# TEXT EXTRACT start

I am designing an exception hierarchy in C++ for my library. The "hierarchy" is 4 classes derived from std::runtime_error. I would like to avoid the slicing problem for the exception classes so made the copy constructors protected. But apparently gcc requires to call the copy constructor when throwing instances of them, so complains about the protected copy constructors. Visual C++ 8.0 compiles the same code fine. Are there any portable way to defuse the slicing problem for exception classes? Does the standard say anything about whether an implementation could/should require copy constructor of a class which is to be thrown?
Edit: Answering my own questions
Thanks for the answers. The two portable ways I have found to stop clients of my library from catching exceptions incorrectly by value are
- Throw exceptions from inside virtual raise methods of the exception classes, and make copy constructors protected. (Thanks D.Shawley)
- Throw derived exceptions from the library and publish exception base classes for clients to catch. The base classes could have protected copy constructors, which only allows the good way of catching them. (mentioned here for a simmilar question)

# TEXT EXTRACT end
# DATA SEGMENT start

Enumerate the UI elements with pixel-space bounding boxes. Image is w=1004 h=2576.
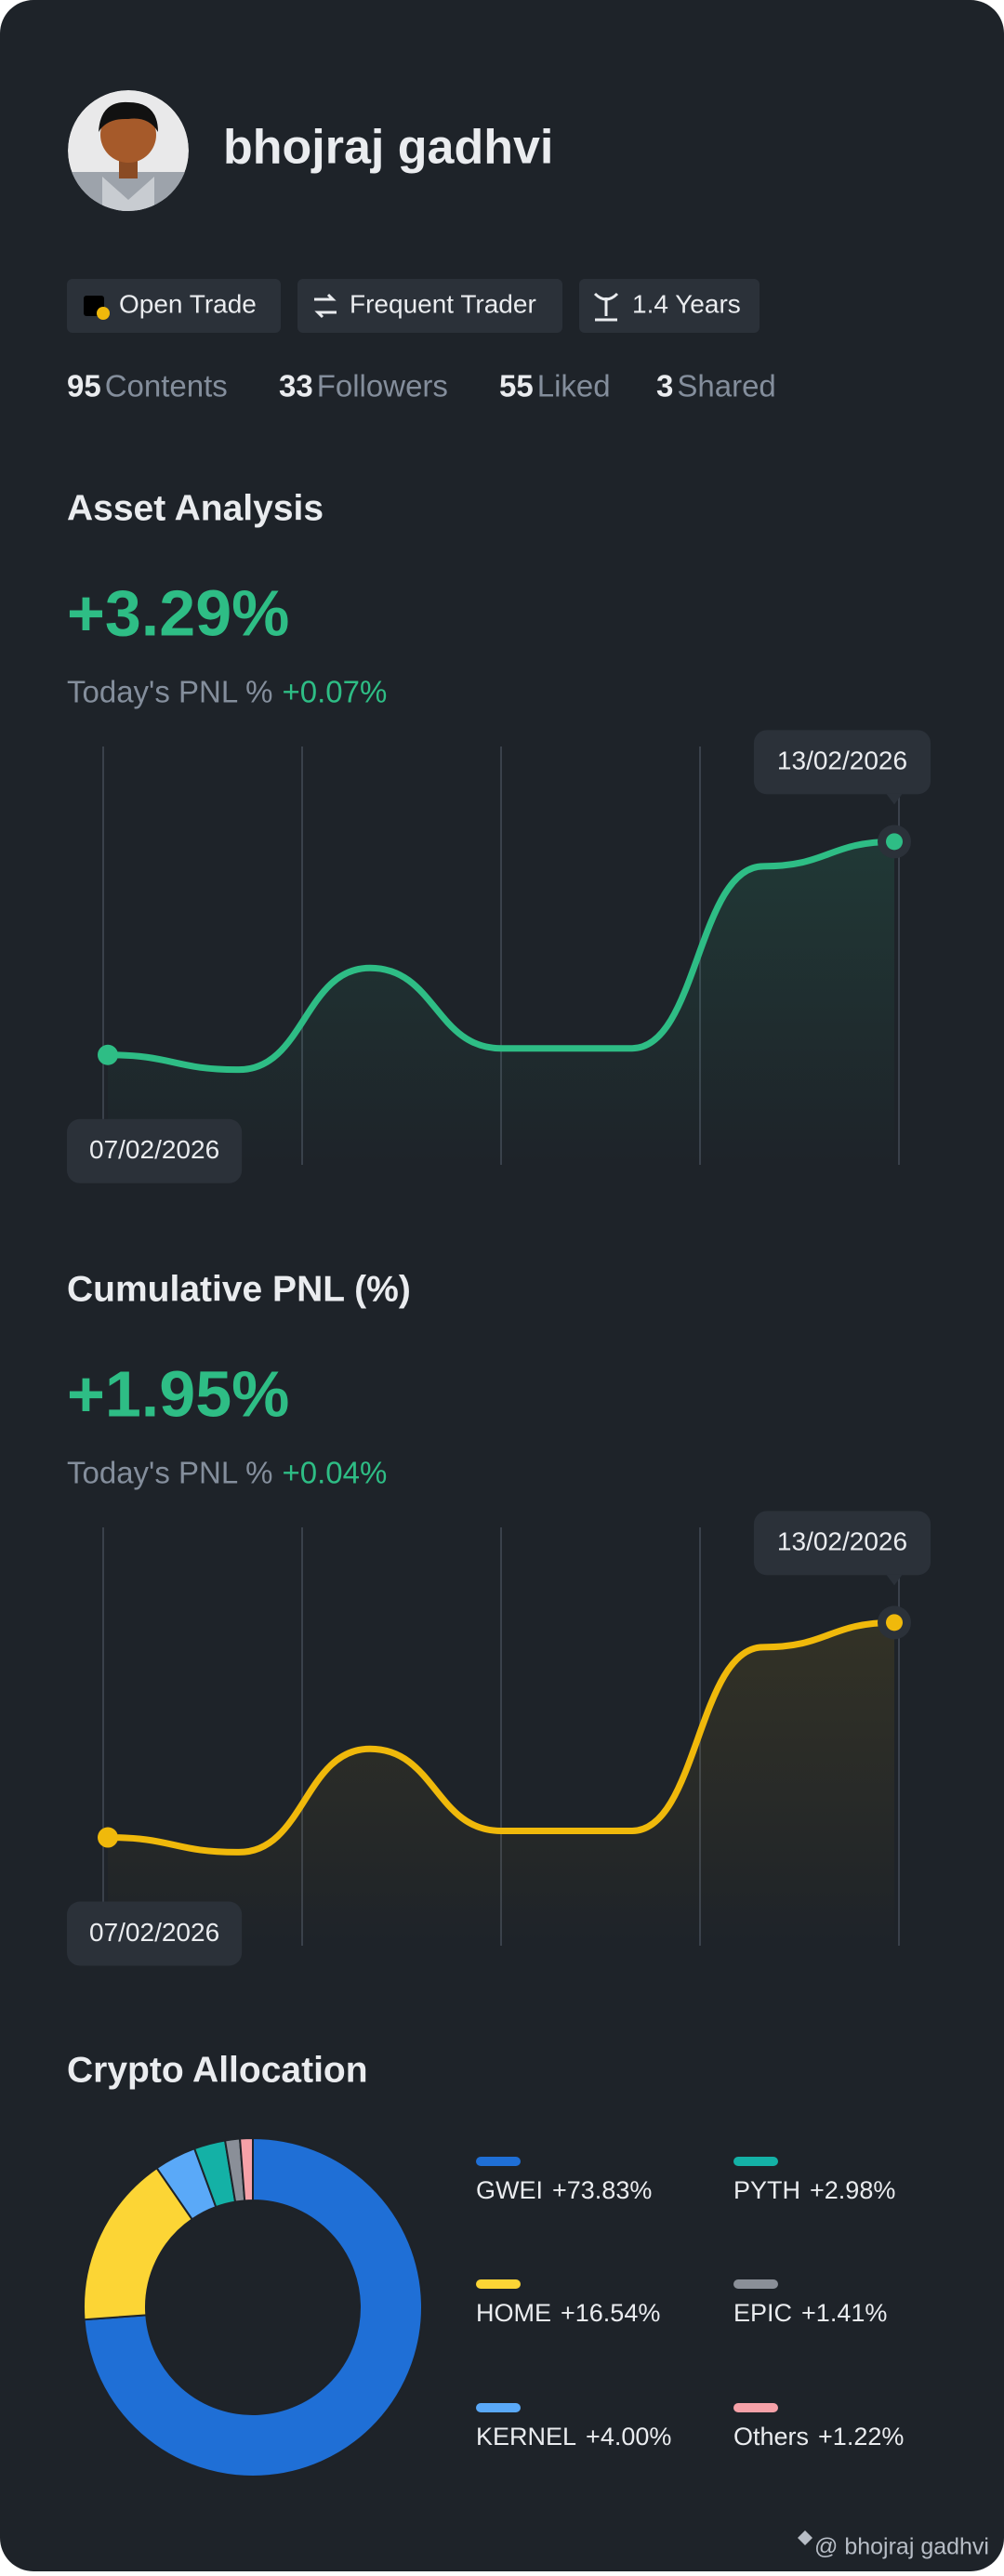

# DATA SEGMENT end

AIM OF THE TASK:
Reproduce the passage of the C++ exception hierarchy post verbatim, from "I am designing" to "to be thrown?".

REPLY:
I am designing an exception hierarchy in C++ for my library. The "hierarchy" is 4 classes derived from std::runtime_error. I would like to avoid the slicing problem for the exception classes so made the copy constructors protected. But apparently gcc requires to call the copy constructor when throwing instances of them, so complains about the protected copy constructors. Visual C++ 8.0 compiles the same code fine. Are there any portable way to defuse the slicing problem for exception classes? Does the standard say anything about whether an implementation could/should require copy constructor of a class which is to be thrown?